Recorded data

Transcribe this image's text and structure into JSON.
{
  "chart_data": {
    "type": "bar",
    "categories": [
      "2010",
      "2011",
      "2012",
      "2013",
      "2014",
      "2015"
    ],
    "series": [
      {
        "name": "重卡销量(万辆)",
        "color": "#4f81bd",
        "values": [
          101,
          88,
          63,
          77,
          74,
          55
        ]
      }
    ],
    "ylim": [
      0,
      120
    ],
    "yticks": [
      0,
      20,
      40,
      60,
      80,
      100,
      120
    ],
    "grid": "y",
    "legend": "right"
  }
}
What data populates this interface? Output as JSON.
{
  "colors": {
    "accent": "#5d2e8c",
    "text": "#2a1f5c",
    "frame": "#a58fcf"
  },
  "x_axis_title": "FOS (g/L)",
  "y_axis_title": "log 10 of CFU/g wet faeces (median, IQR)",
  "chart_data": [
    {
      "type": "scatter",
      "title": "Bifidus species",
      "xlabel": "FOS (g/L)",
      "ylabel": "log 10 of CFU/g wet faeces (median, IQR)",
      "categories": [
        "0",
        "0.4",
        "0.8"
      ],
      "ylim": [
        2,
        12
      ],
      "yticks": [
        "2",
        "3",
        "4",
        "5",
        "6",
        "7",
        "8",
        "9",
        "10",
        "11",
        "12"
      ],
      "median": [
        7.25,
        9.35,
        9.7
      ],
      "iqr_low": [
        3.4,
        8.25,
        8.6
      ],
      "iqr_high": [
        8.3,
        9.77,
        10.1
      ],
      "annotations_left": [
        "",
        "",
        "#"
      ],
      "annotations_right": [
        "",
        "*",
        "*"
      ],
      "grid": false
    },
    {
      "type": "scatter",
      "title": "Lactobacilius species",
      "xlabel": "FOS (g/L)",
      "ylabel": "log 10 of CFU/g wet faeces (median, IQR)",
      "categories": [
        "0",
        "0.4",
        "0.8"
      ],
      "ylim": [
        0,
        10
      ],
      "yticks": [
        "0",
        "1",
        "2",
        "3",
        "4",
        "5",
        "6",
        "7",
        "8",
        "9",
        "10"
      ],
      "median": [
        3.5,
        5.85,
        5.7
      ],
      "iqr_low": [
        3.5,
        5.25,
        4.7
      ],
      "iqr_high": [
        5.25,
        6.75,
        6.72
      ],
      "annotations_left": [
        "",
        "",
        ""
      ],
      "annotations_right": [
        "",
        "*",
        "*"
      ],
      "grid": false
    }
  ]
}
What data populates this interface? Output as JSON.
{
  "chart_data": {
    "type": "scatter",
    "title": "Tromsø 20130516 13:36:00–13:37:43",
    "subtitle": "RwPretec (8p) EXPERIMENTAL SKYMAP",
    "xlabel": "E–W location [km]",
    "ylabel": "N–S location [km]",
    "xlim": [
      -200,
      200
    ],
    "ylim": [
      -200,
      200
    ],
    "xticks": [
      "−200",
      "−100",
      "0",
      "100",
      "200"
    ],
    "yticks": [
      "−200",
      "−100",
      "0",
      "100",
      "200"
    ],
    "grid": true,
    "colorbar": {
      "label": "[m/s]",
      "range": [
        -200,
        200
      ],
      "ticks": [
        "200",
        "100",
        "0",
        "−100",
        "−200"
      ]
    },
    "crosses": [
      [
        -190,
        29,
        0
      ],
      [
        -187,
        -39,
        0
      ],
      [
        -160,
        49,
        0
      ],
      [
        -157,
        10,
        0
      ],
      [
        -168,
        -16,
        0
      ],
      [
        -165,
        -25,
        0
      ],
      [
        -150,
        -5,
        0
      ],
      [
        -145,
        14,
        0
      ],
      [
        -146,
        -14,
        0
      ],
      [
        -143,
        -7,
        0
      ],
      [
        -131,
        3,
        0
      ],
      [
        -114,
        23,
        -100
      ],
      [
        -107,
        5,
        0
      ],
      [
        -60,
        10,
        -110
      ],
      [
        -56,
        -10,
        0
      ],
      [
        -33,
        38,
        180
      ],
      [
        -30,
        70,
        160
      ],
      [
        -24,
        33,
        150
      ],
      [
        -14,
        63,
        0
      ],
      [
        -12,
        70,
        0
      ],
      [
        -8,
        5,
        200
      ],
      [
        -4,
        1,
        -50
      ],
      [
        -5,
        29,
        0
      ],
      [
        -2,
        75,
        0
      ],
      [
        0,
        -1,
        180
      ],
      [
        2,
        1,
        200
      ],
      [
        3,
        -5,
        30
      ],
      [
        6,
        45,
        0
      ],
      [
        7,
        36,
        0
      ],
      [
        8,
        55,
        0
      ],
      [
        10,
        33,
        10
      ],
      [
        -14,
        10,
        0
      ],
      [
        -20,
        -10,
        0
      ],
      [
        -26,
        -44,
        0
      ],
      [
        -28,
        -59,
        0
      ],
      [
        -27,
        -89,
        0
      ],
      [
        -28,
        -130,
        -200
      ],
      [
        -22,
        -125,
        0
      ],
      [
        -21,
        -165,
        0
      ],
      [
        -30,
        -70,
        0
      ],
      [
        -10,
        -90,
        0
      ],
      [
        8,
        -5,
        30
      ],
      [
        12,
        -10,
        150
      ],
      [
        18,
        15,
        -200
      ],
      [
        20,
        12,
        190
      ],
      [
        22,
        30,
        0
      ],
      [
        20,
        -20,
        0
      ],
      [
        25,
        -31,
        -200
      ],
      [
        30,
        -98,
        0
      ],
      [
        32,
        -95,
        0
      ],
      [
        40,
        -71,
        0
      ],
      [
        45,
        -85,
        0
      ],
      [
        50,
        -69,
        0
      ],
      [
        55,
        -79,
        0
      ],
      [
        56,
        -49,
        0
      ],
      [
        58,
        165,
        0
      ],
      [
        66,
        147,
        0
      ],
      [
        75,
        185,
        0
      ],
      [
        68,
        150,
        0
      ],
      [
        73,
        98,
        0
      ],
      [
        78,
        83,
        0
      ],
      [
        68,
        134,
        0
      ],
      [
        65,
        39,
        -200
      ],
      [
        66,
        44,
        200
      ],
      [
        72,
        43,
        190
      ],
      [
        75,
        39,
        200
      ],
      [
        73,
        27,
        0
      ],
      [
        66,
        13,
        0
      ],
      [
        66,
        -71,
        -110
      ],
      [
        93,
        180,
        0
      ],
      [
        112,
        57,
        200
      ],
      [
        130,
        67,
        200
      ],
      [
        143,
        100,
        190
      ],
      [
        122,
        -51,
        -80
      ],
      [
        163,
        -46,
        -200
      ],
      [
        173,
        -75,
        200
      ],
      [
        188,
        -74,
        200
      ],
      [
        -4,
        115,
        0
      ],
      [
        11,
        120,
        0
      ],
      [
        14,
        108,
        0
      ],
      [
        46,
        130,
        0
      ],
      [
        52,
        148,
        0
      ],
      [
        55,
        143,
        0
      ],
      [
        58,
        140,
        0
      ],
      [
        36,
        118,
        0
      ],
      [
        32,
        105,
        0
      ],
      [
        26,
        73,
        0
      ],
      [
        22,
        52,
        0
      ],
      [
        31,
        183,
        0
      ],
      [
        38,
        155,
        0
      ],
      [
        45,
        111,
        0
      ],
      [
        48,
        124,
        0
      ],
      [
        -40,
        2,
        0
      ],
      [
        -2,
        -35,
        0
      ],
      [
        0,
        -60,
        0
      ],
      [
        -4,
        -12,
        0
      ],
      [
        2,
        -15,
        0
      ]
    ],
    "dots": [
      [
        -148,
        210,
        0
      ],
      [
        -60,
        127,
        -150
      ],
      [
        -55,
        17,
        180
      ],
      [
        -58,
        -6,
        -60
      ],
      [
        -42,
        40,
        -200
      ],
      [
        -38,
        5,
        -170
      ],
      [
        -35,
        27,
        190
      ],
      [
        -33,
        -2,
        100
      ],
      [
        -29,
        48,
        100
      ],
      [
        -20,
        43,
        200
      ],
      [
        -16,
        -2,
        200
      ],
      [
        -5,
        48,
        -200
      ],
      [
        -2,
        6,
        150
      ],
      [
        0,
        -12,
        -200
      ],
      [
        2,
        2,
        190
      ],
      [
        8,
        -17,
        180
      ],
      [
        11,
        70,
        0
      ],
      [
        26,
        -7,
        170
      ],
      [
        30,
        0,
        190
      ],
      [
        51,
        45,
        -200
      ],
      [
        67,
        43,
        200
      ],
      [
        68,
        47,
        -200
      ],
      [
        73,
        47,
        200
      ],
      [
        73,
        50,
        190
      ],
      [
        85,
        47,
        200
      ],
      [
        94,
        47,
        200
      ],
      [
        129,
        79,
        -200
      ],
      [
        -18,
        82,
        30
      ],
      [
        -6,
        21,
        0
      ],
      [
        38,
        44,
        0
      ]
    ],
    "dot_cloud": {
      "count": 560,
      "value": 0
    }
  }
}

### Written instruction
Every line that holds the word "species" should be extracted.

### Output of the exercise
      "title": "Bifidus species",
      "title": "Lactobacilius species",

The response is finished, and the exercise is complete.